Exercise goal – Lift out each line of the data that holds "percent".

++++++

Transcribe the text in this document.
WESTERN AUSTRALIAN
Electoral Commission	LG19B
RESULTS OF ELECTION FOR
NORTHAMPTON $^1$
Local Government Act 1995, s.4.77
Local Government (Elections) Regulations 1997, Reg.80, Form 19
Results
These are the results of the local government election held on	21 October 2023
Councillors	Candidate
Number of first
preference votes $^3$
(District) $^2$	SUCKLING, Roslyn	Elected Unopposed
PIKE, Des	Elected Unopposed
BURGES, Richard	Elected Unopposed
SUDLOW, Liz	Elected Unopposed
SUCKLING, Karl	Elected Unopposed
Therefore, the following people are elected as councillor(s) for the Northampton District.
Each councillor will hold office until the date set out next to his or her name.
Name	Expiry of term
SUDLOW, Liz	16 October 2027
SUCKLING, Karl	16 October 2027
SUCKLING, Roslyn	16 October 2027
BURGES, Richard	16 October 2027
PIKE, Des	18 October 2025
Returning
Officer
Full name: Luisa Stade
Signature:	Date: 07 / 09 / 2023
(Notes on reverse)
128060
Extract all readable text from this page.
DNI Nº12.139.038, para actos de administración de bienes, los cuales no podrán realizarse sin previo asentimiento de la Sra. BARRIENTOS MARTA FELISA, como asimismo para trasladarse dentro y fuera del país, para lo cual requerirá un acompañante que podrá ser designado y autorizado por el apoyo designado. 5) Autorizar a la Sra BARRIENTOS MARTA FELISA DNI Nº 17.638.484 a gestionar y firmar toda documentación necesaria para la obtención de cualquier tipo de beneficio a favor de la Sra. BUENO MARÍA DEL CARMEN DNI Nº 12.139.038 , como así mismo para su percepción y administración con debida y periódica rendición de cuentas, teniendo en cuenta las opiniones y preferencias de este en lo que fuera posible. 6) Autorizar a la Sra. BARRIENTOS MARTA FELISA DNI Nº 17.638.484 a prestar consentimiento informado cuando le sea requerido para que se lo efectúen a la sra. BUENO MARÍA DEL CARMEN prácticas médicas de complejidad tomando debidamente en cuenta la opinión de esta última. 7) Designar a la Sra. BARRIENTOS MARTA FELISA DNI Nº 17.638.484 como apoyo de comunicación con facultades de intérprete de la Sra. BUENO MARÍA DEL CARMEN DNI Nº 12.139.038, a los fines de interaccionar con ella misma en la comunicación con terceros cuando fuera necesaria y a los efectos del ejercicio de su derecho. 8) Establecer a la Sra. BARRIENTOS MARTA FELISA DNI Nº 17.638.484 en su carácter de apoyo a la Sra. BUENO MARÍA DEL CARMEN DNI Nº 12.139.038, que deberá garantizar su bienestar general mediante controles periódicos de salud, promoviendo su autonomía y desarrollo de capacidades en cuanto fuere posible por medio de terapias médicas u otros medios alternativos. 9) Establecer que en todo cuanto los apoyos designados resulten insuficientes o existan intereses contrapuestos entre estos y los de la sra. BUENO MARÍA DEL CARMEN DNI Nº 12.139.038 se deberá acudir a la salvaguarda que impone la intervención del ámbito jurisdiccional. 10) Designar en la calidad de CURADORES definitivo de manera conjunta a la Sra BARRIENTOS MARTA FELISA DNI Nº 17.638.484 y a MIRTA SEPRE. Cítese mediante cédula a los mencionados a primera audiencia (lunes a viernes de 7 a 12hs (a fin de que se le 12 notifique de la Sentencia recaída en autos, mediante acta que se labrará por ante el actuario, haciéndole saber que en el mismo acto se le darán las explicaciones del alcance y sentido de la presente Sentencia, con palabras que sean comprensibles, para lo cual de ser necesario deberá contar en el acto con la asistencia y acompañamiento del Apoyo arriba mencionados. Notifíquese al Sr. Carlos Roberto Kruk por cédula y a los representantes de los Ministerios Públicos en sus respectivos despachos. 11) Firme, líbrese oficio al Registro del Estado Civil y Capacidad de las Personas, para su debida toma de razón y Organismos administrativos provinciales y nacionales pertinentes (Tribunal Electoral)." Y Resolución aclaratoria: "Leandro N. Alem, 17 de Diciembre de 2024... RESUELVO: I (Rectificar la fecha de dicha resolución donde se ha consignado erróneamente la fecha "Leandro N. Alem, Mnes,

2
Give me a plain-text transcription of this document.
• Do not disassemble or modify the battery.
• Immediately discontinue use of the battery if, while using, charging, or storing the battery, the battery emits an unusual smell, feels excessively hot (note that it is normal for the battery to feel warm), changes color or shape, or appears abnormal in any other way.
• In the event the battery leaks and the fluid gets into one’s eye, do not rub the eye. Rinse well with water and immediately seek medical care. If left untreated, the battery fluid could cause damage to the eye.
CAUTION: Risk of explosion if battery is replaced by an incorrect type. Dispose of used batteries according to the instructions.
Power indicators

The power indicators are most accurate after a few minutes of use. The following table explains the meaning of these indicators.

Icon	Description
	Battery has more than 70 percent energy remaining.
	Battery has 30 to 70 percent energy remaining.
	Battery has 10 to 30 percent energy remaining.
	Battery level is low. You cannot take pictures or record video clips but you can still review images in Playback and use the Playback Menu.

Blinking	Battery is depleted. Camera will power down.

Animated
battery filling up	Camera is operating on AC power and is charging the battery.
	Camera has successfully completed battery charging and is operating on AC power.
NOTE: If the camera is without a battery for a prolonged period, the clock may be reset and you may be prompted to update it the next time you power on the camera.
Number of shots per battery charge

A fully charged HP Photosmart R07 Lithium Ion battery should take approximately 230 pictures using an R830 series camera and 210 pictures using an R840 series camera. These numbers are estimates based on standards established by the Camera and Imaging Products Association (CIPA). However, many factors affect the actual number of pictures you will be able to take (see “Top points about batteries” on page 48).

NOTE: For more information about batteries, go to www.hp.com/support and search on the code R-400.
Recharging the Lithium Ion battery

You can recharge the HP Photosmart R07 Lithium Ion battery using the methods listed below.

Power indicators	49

++++++

Finished task –
	Battery has more than 70 percent energy remaining.
	Battery has 30 to 70 percent energy remaining.
	Battery has 10 to 30 percent energy remaining.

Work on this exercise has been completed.